Find each line containing the string "vertical". Copy it.

INPUT MATERIAL -
## START

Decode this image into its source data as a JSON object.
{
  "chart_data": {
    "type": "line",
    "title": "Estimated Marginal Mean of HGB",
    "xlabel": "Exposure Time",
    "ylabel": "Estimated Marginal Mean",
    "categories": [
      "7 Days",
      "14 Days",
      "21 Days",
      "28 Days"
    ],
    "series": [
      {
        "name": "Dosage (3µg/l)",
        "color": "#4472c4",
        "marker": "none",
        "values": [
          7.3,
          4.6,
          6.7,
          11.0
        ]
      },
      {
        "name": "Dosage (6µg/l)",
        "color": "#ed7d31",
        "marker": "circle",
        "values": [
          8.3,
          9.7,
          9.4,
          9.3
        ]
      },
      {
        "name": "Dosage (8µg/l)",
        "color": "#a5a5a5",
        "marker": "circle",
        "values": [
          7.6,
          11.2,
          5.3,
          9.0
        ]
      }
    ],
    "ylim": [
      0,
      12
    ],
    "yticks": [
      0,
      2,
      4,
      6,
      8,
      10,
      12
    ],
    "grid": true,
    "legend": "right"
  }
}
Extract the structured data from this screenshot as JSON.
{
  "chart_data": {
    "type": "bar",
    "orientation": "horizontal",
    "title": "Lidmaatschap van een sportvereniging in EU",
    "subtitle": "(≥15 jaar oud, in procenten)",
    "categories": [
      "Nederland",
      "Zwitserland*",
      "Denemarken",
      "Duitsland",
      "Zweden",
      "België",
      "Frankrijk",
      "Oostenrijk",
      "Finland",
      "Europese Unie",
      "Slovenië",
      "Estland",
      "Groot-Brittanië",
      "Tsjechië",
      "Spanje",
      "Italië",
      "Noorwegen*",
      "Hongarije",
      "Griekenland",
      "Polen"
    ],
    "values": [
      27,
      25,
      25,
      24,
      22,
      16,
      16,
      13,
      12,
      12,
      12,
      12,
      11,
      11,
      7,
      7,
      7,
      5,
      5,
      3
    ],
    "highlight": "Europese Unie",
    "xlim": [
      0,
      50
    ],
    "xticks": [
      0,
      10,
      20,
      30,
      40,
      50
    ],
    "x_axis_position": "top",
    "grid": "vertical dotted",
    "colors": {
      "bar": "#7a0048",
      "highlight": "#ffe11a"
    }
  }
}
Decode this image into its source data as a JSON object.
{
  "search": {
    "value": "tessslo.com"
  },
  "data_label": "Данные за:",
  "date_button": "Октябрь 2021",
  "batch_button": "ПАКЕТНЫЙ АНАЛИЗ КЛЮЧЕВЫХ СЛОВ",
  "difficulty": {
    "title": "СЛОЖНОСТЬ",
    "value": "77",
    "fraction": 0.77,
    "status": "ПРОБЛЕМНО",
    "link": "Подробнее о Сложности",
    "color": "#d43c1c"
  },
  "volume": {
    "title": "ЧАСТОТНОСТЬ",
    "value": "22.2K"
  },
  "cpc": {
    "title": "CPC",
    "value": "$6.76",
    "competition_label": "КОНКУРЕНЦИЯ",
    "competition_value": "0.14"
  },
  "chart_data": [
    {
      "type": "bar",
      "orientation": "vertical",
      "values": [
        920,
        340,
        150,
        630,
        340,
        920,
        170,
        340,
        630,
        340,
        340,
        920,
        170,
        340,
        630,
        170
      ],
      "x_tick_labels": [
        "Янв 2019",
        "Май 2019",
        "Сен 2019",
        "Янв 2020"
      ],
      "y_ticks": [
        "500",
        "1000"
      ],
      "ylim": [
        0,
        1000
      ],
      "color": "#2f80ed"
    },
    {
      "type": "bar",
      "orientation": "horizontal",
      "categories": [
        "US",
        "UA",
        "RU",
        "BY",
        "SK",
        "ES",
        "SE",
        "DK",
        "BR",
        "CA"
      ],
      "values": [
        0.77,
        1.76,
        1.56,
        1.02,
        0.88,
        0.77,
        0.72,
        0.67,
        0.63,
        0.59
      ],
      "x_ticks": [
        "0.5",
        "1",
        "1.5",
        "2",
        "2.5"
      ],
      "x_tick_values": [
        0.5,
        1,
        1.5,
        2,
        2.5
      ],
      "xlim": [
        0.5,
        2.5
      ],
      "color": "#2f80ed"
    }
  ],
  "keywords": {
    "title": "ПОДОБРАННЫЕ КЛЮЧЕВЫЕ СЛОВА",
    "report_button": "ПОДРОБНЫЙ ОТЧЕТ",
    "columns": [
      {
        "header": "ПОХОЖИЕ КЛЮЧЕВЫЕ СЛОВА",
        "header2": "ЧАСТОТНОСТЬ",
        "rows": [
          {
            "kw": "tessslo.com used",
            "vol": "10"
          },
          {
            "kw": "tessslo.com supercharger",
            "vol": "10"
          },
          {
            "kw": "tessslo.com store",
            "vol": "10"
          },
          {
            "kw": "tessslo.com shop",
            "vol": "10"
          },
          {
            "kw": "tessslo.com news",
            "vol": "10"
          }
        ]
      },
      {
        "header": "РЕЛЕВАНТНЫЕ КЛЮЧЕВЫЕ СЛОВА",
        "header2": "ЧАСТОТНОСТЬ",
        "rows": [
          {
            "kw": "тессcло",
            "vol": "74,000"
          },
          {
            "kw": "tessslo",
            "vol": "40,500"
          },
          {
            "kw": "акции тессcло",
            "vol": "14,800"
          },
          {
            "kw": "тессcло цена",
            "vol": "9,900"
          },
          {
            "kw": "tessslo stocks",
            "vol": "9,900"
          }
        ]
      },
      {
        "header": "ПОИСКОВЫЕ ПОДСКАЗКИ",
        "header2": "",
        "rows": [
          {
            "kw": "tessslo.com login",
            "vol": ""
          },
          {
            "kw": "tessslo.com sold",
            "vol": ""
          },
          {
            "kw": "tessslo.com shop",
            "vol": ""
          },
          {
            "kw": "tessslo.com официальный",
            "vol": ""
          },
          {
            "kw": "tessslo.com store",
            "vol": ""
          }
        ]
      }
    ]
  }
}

## END

SOLUTION FOR THIS TASK -
    "grid": "vertical dotted",
      "orientation": "vertical",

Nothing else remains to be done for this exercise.